[START OF Records shown]
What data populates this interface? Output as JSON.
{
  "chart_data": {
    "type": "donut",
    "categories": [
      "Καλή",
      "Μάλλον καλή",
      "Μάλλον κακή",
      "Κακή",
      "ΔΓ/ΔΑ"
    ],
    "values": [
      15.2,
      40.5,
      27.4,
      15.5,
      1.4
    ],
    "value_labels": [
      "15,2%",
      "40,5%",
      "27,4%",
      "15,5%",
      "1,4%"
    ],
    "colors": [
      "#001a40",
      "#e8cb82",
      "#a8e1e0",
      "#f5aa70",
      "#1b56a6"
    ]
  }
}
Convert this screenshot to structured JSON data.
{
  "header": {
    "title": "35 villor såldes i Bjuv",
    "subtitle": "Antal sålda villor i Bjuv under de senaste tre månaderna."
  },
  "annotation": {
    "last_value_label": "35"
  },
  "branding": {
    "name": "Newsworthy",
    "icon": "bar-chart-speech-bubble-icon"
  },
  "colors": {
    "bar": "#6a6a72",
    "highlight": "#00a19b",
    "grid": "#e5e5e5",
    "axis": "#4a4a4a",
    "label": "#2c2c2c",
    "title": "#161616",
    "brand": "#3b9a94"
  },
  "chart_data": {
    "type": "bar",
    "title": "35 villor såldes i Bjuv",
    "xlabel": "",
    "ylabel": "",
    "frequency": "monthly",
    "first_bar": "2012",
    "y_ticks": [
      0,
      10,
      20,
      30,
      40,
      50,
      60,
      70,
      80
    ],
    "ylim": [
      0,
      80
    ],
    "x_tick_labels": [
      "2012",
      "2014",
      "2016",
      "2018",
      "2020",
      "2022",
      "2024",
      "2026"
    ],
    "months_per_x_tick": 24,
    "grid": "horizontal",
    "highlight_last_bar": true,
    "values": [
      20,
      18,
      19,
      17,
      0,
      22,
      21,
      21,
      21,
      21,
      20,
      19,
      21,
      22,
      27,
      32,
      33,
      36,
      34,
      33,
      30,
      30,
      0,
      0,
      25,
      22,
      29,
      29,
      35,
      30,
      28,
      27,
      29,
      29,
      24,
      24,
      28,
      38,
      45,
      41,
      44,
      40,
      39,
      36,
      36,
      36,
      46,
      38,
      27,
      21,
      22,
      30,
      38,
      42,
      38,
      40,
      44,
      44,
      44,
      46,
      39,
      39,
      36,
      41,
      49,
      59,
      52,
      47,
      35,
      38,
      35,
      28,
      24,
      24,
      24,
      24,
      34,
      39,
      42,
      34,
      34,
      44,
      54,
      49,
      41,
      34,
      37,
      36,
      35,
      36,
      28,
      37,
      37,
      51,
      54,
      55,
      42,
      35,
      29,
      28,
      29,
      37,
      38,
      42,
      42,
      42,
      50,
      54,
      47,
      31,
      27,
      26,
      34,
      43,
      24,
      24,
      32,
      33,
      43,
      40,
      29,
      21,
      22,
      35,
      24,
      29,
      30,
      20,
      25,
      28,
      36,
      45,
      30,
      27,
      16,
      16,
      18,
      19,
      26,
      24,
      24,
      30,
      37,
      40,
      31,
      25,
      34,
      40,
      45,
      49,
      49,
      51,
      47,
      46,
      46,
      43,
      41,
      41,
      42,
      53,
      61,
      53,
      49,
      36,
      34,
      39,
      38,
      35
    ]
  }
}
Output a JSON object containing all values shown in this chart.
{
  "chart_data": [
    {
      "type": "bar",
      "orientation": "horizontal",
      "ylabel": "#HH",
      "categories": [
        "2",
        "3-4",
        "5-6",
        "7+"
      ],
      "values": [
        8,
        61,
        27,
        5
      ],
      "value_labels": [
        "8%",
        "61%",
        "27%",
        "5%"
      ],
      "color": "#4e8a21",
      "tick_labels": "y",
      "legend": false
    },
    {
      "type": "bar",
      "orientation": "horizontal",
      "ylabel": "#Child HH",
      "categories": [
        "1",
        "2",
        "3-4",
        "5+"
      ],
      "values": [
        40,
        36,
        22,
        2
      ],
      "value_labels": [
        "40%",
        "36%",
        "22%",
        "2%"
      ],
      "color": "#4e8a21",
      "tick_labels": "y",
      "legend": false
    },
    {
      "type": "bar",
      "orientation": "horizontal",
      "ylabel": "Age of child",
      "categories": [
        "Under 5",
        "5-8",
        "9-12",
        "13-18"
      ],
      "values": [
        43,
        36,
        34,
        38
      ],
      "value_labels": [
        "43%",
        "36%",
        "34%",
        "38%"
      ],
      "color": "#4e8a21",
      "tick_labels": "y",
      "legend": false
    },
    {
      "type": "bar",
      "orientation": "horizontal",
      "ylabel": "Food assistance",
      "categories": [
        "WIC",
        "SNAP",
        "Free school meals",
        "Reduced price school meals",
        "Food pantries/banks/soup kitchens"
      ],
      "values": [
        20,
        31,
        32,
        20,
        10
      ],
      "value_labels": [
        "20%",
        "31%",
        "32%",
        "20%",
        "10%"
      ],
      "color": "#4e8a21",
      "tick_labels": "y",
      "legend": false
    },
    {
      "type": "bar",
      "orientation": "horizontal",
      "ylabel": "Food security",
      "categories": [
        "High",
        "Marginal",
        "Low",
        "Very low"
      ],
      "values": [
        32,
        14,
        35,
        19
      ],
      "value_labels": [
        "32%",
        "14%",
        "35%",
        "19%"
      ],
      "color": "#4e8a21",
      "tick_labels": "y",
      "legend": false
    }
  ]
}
[END OF Records shown]
- **Set exercise**
Find how many lines hold the string "school", and state that number alone.

- **Response**
2